» **MATERIAL SHOWN**
.....

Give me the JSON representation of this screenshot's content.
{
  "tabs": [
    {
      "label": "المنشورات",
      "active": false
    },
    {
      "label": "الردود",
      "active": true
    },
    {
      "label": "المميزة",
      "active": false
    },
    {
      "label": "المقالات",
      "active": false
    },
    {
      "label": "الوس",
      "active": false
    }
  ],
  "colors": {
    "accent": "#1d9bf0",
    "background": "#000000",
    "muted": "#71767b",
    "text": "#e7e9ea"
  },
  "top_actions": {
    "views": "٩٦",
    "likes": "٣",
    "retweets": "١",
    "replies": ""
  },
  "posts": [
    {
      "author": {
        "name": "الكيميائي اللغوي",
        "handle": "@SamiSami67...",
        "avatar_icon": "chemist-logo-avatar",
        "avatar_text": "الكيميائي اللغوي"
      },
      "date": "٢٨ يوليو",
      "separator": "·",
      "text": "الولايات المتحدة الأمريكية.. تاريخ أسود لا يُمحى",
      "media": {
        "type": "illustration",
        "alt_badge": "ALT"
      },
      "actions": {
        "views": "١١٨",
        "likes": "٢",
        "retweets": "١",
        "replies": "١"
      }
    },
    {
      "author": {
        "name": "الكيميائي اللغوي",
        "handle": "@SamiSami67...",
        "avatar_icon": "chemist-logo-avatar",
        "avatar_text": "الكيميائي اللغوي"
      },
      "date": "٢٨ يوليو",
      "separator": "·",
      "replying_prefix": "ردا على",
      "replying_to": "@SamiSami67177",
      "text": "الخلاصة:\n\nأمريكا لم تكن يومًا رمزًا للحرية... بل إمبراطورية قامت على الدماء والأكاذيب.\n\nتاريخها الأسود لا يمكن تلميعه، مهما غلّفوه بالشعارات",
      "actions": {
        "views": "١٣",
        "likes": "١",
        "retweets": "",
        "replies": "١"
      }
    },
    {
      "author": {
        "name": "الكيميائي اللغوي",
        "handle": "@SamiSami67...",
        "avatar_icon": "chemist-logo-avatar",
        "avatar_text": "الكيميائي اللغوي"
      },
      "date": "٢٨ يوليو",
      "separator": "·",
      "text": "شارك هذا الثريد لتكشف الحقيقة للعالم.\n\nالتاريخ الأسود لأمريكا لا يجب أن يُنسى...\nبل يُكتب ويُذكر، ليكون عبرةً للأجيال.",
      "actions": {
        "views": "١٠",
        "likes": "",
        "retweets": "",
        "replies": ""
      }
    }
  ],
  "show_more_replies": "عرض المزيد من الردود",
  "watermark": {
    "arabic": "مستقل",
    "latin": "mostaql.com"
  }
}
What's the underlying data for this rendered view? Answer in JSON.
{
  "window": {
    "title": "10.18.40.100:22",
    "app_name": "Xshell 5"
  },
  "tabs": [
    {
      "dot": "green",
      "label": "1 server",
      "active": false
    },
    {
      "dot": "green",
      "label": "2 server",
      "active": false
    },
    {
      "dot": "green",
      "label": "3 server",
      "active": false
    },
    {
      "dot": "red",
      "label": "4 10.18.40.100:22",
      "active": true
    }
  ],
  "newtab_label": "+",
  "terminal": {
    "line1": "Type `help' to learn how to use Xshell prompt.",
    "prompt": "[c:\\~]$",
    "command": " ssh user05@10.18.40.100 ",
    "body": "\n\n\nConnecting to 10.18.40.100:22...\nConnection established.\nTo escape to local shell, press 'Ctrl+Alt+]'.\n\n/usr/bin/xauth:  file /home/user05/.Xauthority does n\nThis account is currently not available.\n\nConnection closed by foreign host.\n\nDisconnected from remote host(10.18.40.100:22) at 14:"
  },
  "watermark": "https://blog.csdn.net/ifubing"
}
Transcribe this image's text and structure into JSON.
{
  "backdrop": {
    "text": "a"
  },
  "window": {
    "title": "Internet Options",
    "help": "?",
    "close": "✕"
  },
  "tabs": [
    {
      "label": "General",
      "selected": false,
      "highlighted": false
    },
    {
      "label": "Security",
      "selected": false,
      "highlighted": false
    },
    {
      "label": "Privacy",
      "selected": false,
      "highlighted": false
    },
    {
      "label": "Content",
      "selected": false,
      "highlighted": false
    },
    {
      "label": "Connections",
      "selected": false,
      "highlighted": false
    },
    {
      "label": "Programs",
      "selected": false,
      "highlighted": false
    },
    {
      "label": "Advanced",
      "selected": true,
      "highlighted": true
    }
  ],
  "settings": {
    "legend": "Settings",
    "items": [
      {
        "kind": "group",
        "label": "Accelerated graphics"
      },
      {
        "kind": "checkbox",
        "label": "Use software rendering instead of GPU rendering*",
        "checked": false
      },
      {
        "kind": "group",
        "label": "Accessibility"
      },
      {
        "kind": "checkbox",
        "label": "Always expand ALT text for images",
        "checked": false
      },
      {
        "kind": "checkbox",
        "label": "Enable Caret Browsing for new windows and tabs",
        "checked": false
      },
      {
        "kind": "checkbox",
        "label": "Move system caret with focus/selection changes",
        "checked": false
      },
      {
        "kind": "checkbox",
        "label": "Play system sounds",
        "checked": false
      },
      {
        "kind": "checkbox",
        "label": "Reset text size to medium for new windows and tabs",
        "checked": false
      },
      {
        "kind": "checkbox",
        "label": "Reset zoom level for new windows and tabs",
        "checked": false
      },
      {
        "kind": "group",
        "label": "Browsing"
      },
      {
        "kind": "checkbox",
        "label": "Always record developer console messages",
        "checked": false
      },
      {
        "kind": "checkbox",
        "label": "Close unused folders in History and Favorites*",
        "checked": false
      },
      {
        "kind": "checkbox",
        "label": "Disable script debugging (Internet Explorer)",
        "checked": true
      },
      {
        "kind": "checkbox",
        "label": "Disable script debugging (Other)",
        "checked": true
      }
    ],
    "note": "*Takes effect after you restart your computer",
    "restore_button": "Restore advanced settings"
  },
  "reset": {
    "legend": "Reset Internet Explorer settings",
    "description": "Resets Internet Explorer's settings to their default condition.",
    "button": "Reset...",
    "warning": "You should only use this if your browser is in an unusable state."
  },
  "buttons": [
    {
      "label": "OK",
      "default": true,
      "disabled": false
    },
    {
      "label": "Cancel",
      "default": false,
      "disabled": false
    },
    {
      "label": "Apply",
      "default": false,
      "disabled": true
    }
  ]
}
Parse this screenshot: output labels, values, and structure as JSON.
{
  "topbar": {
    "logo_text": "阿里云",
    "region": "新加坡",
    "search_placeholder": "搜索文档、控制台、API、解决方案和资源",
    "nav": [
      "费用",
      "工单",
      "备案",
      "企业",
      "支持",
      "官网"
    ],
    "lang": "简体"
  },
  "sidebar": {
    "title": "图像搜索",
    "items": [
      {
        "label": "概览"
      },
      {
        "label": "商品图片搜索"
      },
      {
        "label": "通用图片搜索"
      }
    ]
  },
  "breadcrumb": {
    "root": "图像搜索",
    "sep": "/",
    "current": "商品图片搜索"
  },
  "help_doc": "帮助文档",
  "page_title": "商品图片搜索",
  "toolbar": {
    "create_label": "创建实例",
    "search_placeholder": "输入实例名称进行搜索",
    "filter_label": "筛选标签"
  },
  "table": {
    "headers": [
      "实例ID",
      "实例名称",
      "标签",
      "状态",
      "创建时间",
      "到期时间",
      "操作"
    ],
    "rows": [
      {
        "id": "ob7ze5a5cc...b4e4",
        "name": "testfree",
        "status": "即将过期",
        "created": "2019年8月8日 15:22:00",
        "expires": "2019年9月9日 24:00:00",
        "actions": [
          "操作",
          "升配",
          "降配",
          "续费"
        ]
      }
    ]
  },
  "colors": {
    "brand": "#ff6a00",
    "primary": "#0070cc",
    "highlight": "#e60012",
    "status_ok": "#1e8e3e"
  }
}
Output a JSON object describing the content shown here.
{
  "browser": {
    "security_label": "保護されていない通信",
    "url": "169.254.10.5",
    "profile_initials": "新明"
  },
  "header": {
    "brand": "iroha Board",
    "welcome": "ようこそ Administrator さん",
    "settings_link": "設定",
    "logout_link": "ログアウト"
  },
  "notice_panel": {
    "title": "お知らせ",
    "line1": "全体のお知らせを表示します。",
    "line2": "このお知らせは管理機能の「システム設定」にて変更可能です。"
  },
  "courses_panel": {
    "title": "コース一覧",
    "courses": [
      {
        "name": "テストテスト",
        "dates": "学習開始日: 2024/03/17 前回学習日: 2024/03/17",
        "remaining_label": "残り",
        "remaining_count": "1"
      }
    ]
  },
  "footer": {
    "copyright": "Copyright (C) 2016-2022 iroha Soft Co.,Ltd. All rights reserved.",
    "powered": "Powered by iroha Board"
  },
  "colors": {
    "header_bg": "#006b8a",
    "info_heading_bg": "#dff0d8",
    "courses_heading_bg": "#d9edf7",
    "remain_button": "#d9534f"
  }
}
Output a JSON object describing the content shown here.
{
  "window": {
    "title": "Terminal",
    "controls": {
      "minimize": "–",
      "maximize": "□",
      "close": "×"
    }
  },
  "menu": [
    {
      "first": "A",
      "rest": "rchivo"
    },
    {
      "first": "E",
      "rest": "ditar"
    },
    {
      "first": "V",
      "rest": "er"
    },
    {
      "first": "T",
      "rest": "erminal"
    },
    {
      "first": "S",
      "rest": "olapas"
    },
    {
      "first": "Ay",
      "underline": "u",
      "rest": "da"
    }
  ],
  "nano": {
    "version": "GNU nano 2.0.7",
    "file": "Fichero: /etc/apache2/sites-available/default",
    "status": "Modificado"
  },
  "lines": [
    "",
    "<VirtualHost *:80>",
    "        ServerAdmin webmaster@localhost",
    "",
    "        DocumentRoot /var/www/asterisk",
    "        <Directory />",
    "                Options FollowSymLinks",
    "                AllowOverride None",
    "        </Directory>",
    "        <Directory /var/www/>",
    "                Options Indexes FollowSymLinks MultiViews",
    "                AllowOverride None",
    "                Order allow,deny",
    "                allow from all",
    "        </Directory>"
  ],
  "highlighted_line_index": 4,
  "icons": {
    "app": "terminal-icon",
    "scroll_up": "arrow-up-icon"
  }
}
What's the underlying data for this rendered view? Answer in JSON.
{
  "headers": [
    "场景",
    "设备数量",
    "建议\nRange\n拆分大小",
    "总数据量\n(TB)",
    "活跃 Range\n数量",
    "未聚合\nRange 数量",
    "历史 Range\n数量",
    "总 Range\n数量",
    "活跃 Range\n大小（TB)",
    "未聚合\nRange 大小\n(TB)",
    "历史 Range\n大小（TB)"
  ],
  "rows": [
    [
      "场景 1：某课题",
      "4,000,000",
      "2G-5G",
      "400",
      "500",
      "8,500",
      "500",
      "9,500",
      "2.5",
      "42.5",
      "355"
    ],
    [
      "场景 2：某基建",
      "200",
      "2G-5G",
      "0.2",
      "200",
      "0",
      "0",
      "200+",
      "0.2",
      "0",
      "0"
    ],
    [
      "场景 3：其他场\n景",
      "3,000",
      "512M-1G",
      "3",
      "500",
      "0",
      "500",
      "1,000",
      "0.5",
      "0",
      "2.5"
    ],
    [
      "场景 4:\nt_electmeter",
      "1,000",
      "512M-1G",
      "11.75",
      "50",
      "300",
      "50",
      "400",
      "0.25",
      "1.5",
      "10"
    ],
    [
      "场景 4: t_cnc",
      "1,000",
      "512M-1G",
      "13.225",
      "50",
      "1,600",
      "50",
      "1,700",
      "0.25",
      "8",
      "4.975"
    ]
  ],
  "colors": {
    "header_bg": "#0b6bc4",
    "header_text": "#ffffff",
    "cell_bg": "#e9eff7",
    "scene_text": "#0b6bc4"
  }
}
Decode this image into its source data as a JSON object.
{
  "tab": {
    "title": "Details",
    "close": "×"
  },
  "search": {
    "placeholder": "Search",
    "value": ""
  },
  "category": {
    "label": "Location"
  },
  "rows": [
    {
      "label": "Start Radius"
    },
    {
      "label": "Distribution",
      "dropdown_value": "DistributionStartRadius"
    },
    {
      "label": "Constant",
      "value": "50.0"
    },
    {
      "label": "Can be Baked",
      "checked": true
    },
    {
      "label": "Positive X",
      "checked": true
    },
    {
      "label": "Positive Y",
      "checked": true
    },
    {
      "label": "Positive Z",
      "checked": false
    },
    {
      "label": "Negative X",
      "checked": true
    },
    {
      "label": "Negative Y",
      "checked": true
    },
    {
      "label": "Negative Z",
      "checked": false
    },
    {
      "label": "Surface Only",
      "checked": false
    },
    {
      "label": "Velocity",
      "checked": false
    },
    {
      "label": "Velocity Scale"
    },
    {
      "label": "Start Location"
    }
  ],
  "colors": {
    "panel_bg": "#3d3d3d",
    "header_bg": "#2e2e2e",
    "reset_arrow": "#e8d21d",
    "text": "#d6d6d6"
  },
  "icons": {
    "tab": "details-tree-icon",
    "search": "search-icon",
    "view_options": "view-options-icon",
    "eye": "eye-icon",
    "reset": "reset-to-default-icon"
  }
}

.....

» **DIRECTION**
Copy whichever lines in the listing above contain the word "debugging".

» **OUTPUT**
        "label": "Disable script debugging (Internet Explorer)",
        "label": "Disable script debugging (Other)",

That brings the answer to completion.